#### [Exercise material]
────────────────────────────────────────

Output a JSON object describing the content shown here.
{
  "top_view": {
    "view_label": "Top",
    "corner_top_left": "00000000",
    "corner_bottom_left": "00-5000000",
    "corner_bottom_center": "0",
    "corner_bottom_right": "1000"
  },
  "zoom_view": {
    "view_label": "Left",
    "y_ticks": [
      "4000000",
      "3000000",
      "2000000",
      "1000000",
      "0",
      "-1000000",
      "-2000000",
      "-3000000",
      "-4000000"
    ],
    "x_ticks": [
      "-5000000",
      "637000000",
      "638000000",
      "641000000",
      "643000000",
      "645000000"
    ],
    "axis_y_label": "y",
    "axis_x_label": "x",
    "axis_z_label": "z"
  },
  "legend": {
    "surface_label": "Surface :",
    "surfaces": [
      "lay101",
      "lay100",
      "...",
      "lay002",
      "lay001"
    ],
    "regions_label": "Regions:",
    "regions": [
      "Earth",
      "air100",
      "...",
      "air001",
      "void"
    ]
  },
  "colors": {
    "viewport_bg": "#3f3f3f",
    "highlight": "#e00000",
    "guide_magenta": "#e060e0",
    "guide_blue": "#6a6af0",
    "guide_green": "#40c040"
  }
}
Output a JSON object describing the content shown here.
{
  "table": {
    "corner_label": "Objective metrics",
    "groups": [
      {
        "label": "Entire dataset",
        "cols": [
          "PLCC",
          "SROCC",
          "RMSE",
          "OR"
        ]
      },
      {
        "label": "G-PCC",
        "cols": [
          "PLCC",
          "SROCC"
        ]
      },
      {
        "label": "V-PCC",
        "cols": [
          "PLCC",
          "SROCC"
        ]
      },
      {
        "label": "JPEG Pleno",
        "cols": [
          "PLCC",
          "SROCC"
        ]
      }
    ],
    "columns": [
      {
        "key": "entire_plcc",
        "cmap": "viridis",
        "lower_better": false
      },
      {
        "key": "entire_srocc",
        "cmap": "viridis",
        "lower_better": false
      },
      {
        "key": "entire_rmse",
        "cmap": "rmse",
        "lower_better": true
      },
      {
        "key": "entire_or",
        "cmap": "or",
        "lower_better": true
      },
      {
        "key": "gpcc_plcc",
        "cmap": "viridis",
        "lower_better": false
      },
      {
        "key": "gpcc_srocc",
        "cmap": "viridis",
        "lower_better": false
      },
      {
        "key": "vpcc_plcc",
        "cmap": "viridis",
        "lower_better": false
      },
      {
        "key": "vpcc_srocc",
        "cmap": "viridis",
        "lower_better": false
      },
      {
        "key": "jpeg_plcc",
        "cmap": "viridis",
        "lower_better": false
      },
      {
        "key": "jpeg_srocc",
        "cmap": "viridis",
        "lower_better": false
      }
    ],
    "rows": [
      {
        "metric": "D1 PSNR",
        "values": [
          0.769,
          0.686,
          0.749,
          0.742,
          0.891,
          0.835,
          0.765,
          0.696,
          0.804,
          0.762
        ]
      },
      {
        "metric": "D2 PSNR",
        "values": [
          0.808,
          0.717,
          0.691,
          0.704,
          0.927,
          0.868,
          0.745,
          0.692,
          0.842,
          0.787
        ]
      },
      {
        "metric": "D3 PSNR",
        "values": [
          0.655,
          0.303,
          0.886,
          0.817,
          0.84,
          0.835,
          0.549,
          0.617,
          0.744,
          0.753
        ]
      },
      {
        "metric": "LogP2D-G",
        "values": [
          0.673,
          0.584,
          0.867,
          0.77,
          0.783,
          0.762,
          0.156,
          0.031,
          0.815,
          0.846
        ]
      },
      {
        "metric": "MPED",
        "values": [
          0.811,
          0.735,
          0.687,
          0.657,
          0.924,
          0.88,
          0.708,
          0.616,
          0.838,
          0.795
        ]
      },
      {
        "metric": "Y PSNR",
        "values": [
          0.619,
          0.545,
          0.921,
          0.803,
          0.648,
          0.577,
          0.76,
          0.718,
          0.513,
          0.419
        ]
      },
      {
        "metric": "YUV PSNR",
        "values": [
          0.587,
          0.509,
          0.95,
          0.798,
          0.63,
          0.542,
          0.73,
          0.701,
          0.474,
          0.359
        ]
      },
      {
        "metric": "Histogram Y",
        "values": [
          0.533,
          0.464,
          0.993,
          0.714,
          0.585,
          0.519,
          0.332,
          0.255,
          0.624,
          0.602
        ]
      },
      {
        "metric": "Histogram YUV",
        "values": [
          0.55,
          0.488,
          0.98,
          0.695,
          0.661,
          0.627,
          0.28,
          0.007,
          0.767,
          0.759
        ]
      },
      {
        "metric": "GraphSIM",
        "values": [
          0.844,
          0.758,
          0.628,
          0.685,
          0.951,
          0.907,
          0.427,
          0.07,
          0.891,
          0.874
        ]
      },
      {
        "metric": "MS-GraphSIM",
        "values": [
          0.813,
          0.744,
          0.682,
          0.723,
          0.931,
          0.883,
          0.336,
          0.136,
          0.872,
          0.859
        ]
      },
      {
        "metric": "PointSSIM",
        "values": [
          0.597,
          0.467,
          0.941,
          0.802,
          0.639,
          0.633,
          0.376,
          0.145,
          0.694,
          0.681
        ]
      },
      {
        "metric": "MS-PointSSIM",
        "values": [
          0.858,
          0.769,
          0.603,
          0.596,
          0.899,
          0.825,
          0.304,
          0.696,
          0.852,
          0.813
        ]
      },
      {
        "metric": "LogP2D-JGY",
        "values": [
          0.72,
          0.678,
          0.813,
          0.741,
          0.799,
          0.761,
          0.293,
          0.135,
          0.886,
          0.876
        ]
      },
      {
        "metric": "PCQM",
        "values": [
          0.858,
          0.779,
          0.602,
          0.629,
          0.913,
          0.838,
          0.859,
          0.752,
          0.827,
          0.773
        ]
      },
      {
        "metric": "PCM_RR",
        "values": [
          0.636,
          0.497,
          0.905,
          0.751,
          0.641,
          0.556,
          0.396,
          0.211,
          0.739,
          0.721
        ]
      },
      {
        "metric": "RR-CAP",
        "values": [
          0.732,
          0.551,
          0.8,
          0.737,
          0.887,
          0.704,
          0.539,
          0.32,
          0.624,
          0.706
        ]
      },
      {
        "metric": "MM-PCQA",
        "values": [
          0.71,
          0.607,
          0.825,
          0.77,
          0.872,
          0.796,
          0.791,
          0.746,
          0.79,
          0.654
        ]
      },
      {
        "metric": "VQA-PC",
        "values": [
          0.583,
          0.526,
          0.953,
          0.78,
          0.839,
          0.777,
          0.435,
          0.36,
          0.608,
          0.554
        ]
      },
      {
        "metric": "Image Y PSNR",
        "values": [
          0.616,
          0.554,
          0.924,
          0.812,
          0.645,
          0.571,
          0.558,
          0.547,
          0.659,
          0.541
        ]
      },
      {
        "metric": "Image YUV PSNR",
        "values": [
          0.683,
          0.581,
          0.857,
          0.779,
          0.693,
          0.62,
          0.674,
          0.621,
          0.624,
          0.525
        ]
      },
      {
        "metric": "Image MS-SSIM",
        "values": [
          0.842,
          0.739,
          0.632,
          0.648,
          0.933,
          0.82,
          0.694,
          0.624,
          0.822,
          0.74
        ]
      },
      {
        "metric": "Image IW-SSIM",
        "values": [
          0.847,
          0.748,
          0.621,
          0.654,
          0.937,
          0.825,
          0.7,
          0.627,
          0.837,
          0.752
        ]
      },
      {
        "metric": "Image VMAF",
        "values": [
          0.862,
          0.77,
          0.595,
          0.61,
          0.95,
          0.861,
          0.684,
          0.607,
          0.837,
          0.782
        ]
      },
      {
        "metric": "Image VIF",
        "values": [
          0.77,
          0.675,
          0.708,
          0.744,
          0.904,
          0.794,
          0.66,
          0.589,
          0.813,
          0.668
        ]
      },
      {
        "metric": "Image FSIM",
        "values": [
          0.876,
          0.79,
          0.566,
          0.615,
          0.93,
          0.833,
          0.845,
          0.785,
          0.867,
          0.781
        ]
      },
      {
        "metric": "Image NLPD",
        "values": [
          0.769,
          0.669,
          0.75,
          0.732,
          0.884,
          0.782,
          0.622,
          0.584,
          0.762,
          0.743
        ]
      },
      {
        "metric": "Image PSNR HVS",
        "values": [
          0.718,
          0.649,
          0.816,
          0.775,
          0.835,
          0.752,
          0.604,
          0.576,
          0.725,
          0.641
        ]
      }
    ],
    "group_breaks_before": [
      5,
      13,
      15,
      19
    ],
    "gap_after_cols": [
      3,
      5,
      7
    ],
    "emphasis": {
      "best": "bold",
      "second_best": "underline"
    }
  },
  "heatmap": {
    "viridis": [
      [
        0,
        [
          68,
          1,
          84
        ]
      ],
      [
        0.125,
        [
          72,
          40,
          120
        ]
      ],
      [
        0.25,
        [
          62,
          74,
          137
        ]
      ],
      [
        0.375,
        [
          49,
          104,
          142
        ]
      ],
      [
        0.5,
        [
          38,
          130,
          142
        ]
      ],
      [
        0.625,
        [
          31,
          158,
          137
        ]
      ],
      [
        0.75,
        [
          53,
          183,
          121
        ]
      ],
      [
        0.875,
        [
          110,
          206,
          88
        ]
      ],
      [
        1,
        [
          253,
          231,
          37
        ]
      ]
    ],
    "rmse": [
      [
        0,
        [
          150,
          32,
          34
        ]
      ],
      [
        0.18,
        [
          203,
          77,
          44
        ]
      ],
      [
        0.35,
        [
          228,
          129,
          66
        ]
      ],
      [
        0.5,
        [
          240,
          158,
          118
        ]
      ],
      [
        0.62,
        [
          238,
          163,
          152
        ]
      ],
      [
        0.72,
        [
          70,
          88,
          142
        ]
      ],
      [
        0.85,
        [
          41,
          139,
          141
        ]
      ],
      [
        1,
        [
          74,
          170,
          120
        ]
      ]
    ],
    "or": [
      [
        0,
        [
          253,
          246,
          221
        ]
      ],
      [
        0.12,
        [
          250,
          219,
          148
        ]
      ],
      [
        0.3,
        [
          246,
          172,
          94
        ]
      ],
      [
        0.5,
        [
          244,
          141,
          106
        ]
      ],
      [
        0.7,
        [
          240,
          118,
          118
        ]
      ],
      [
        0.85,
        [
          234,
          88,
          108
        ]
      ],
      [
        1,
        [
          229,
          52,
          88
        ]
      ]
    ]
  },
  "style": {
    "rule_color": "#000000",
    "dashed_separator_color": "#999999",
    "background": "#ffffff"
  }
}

────────────────────────────────────────

#### [Exercise description]
Gather from the records above every line containing the string "PointSSIM".

#### [Written response]
        "metric": "PointSSIM",
        "metric": "MS-PointSSIM",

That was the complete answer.